◆ What the exercise asks: Copy the rows below verbatim, from the line with "- y-tick-label: 1,800: [60, 5, 115, 30]" up to and including the line with "- y-tick-label: 600: [78, 632, 115, 657]".

◆ Exercise materials:
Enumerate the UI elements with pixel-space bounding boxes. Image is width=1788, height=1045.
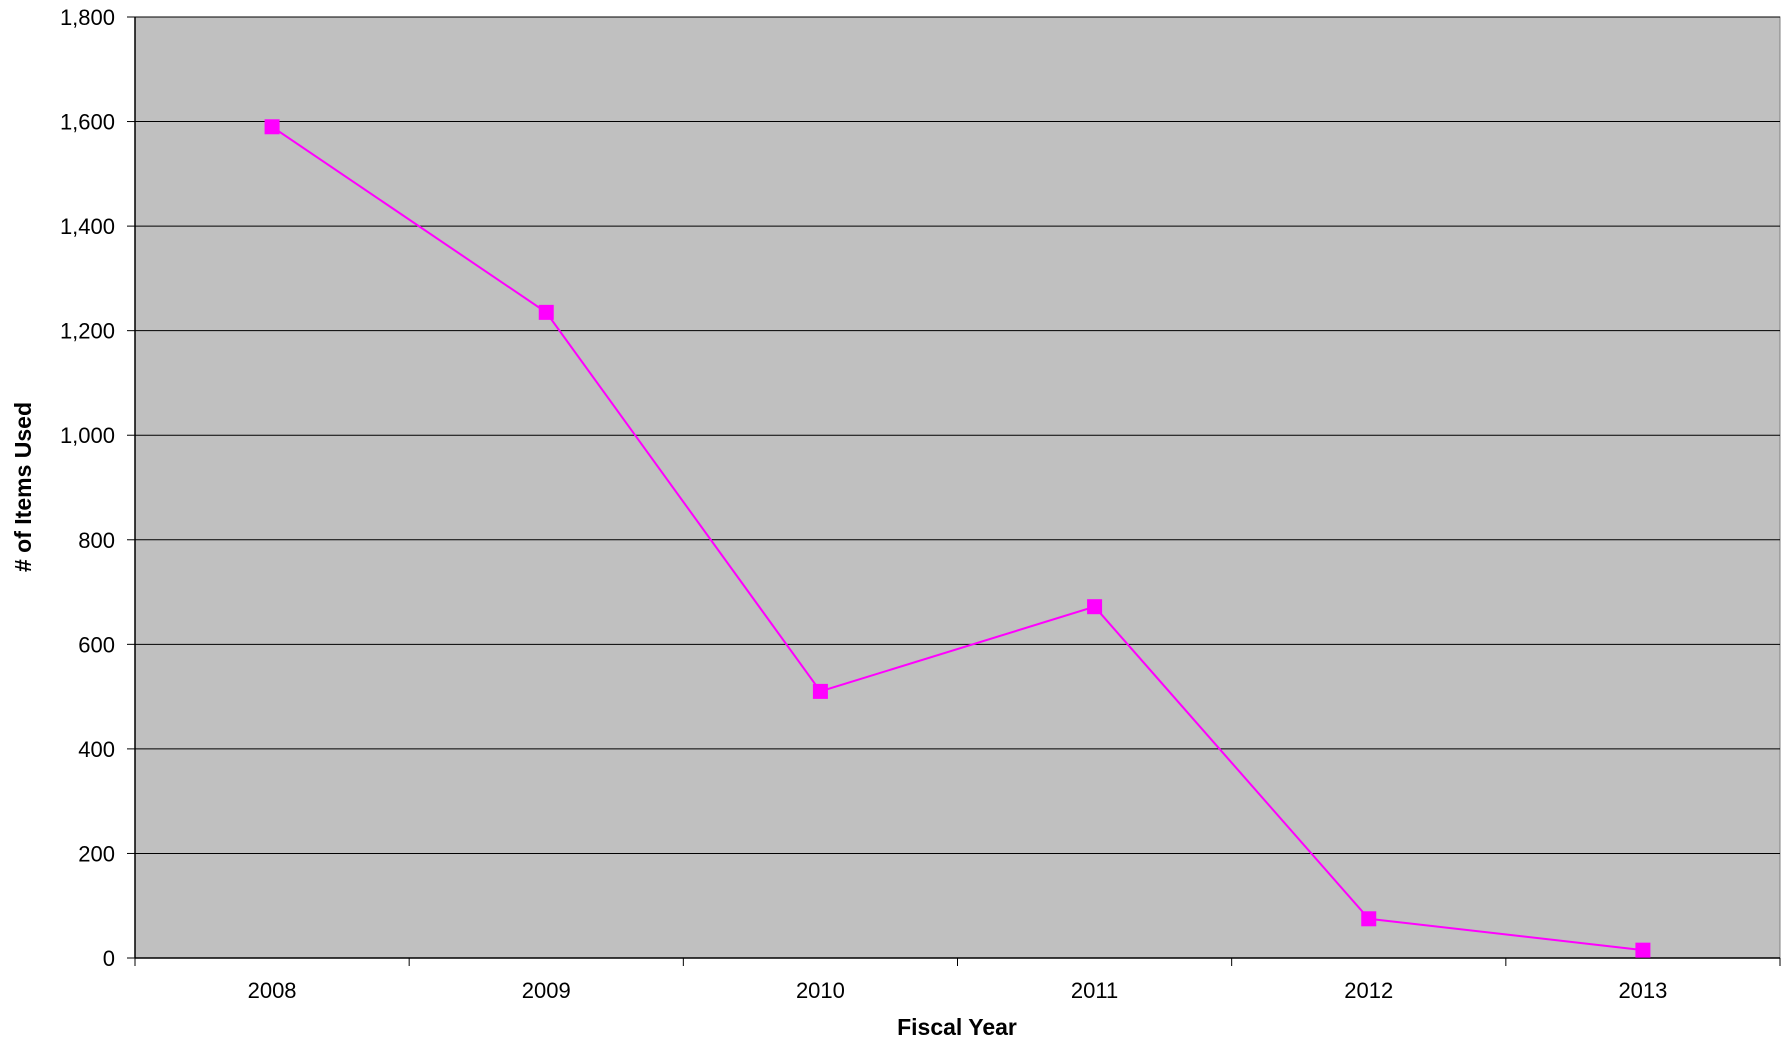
- y-tick-label: 1,800: [60, 5, 115, 30]
- data-point-marker: [264, 119, 280, 135]
- x-tick-label: 2009: [522, 978, 571, 1003]
- data-point-marker: [538, 304, 554, 320]
- y-tick-label: 200: [78, 841, 115, 866]
- y-tick-label: 600: [78, 632, 115, 657]
- y-tick-label: 1,400: [60, 214, 115, 239]
- data-point-marker: [812, 683, 828, 699]
- data-point-marker: [1087, 599, 1103, 615]
- x-tick-label: 2012: [1344, 978, 1393, 1003]
- y-axis-title: # of Items Used: [10, 402, 36, 572]
- x-tick-label: 2013: [1618, 978, 1667, 1003]
- y-tick-label: 800: [78, 528, 115, 553]
- series-line: [271, 125, 1644, 952]
- y-tick-label: 1,000: [60, 423, 115, 448]
- data-point-marker: [1361, 911, 1377, 927]
- x-tick-label: 2010: [796, 978, 845, 1003]
- y-tick-label: 400: [78, 737, 115, 762]
- y-tick-label: 1,200: [60, 319, 115, 344]
- data-point-marker: [1635, 942, 1651, 958]
- y-axis-ticks: 0 200 400 600 800 1,000 1,200 1,400 1,600 1,800: [60, 5, 135, 971]
- x-axis-title: Fiscal Year: [897, 1014, 1017, 1040]
- x-tick-label: 2011: [1071, 978, 1118, 1003]
- plot-area: [134, 16, 1781, 959]
- x-axis-ticks: 2008 2009 2010 2011 2012 2013: [134, 958, 1781, 1003]
- y-tick-label: 1,600: [60, 110, 115, 135]
- gridlines: [135, 16, 1780, 854]
- x-tick-label: 2008: [248, 978, 297, 1003]
- series-layer: [264, 119, 1651, 958]
- y-tick-label: 0: [103, 946, 115, 971]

◆ Response to the task:
- y-tick-label: 1,800: [60, 5, 115, 30]
- data-point-marker: [264, 119, 280, 135]
- x-tick-label: 2009: [522, 978, 571, 1003]
- data-point-marker: [538, 304, 554, 320]
- y-tick-label: 200: [78, 841, 115, 866]
- y-tick-label: 600: [78, 632, 115, 657]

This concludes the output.